MATERIAL PROVIDED:

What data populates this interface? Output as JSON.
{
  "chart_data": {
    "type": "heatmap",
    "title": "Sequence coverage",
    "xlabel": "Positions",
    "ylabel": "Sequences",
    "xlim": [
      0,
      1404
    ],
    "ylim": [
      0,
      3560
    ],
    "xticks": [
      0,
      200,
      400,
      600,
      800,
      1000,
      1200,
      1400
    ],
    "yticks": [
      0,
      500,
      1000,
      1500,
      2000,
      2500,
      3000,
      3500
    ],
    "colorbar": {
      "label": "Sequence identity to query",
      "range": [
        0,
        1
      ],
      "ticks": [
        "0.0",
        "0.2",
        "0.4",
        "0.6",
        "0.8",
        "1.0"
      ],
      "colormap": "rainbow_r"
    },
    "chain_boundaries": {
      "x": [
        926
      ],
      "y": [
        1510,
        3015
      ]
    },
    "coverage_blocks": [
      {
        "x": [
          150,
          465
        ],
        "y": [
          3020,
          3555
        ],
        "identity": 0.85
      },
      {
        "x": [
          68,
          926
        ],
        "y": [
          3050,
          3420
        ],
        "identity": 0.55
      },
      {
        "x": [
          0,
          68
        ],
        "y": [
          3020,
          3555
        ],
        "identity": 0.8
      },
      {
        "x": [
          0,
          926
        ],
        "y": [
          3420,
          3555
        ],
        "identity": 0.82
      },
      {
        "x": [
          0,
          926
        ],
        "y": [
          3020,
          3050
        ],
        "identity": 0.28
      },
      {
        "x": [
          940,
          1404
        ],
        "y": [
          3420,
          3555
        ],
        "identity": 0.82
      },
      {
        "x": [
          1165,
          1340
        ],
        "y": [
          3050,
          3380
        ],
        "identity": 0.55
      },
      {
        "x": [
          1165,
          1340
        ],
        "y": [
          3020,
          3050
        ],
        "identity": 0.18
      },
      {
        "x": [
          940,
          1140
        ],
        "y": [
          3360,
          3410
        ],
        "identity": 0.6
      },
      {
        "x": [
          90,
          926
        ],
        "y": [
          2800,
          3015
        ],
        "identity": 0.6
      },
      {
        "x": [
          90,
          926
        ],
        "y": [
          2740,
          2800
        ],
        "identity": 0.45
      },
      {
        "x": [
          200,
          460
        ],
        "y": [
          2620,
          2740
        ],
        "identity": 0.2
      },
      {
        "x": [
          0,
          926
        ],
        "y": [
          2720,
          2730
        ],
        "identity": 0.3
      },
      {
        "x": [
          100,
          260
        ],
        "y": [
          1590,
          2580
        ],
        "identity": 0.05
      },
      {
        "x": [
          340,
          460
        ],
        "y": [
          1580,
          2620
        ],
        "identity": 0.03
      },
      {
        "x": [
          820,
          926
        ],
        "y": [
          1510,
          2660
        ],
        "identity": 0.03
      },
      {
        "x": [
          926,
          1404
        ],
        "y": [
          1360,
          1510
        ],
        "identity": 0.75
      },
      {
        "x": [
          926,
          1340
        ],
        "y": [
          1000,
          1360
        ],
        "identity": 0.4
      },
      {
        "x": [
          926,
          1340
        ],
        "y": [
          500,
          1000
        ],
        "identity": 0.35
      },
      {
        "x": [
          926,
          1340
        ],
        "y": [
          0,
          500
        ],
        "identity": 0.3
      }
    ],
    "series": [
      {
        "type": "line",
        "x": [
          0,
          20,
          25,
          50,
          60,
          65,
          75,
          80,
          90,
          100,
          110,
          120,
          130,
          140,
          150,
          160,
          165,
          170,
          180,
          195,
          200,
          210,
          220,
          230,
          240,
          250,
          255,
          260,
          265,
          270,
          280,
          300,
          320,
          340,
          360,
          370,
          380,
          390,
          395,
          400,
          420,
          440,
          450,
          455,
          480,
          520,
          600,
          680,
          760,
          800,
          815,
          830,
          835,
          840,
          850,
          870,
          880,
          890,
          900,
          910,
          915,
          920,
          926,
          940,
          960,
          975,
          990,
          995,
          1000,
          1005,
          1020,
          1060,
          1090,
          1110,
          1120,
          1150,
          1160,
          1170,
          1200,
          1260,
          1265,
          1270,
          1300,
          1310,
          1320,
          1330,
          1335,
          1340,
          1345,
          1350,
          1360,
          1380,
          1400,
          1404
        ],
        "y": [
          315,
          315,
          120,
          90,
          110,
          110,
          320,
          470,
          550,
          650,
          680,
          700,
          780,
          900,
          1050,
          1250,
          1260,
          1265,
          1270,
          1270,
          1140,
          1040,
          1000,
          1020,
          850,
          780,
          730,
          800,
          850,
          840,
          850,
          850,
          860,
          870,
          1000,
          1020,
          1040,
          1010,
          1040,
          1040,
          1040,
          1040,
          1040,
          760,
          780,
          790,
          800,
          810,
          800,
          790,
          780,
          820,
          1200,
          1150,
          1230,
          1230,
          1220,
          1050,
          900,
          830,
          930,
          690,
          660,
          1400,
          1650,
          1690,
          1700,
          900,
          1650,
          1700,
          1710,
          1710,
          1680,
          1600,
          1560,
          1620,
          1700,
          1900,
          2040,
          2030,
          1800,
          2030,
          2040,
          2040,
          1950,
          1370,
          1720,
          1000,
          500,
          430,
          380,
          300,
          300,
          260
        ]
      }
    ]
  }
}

DIRECTIONS FOR THIS TASK:
Copy out the material word for word and line for line.

RESPONSE TO THE TASK:
What data populates this interface? Output as JSON.
{
  "chart_data": {
    "type": "heatmap",
    "title": "Sequence coverage",
    "xlabel": "Positions",
    "ylabel": "Sequences",
    "xlim": [
      0,
      1404
    ],
    "ylim": [
      0,
      3560
    ],
    "xticks": [
      0,
      200,
      400,
      600,
      800,
      1000,
      1200,
      1400
    ],
    "yticks": [
      0,
      500,
      1000,
      1500,
      2000,
      2500,
      3000,
      3500
    ],
    "colorbar": {
      "label": "Sequence identity to query",
      "range": [
        0,
        1
      ],
      "ticks": [
        "0.0",
        "0.2",
        "0.4",
        "0.6",
        "0.8",
        "1.0"
      ],
      "colormap": "rainbow_r"
    },
    "chain_boundaries": {
      "x": [
        926
      ],
      "y": [
        1510,
        3015
      ]
    },
    "coverage_blocks": [
      {
        "x": [
          150,
          465
        ],
        "y": [
          3020,
          3555
        ],
        "identity": 0.85
      },
      {
        "x": [
          68,
          926
        ],
        "y": [
          3050,
          3420
        ],
        "identity": 0.55
      },
      {
        "x": [
          0,
          68
        ],
        "y": [
          3020,
          3555
        ],
        "identity": 0.8
      },
      {
        "x": [
          0,
          926
        ],
        "y": [
          3420,
          3555
        ],
        "identity": 0.82
      },
      {
        "x": [
          0,
          926
        ],
        "y": [
          3020,
          3050
        ],
        "identity": 0.28
      },
      {
        "x": [
          940,
          1404
        ],
        "y": [
          3420,
          3555
        ],
        "identity": 0.82
      },
      {
        "x": [
          1165,
          1340
        ],
        "y": [
          3050,
          3380
        ],
        "identity": 0.55
      },
      {
        "x": [
          1165,
          1340
        ],
        "y": [
          3020,
          3050
        ],
        "identity": 0.18
      },
      {
        "x": [
          940,
          1140
        ],
        "y": [
          3360,
          3410
        ],
        "identity": 0.6
      },
      {
        "x": [
          90,
          926
        ],
        "y": [
          2800,
          3015
        ],
        "identity": 0.6
      },
      {
        "x": [
          90,
          926
        ],
        "y": [
          2740,
          2800
        ],
        "identity": 0.45
      },
      {
        "x": [
          200,
          460
        ],
        "y": [
          2620,
          2740
        ],
        "identity": 0.2
      },
      {
        "x": [
          0,
          926
        ],
        "y": [
          2720,
          2730
        ],
        "identity": 0.3
      },
      {
        "x": [
          100,
          260
        ],
        "y": [
          1590,
          2580
        ],
        "identity": 0.05
      },
      {
        "x": [
          340,
          460
        ],
        "y": [
          1580,
          2620
        ],
        "identity": 0.03
      },
      {
        "x": [
          820,
          926
        ],
        "y": [
          1510,
          2660
        ],
        "identity": 0.03
      },
      {
        "x": [
          926,
          1404
        ],
        "y": [
          1360,
          1510
        ],
        "identity": 0.75
      },
      {
        "x": [
          926,
          1340
        ],
        "y": [
          1000,
          1360
        ],
        "identity": 0.4
      },
      {
        "x": [
          926,
          1340
        ],
        "y": [
          500,
          1000
        ],
        "identity": 0.35
      },
      {
        "x": [
          926,
          1340
        ],
        "y": [
          0,
          500
        ],
        "identity": 0.3
      }
    ],
    "series": [
      {
        "type": "line",
        "x": [
          0,
          20,
          25,
          50,
          60,
          65,
          75,
          80,
          90,
          100,
          110,
          120,
          130,
          140,
          150,
          160,
          165,
          170,
          180,
          195,
          200,
          210,
          220,
          230,
          240,
          250,
          255,
          260,
          265,
          270,
          280,
          300,
          320,
          340,
          360,
          370,
          380,
          390,
          395,
          400,
          420,
          440,
          450,
          455,
          480,
          520,
          600,
          680,
          760,
          800,
          815,
          830,
          835,
          840,
          850,
          870,
          880,
          890,
          900,
          910,
          915,
          920,
          926,
          940,
          960,
          975,
          990,
          995,
          1000,
          1005,
          1020,
          1060,
          1090,
          1110,
          1120,
          1150,
          1160,
          1170,
          1200,
          1260,
          1265,
          1270,
          1300,
          1310,
          1320,
          1330,
          1335,
          1340,
          1345,
          1350,
          1360,
          1380,
          1400,
          1404
        ],
        "y": [
          315,
          315,
          120,
          90,
          110,
          110,
          320,
          470,
          550,
          650,
          680,
          700,
          780,
          900,
          1050,
          1250,
          1260,
          1265,
          1270,
          1270,
          1140,
          1040,
          1000,
          1020,
          850,
          780,
          730,
          800,
          850,
          840,
          850,
          850,
          860,
          870,
          1000,
          1020,
          1040,
          1010,
          1040,
          1040,
          1040,
          1040,
          1040,
          760,
          780,
          790,
          800,
          810,
          800,
          790,
          780,
          820,
          1200,
          1150,
          1230,
          1230,
          1220,
          1050,
          900,
          830,
          930,
          690,
          660,
          1400,
          1650,
          1690,
          1700,
          900,
          1650,
          1700,
          1710,
          1710,
          1680,
          1600,
          1560,
          1620,
          1700,
          1900,
          2040,
          2030,
          1800,
          2030,
          2040,
          2040,
          1950,
          1370,
          1720,
          1000,
          500,
          430,
          380,
          300,
          300,
          260
        ]
      }
    ]
  }
}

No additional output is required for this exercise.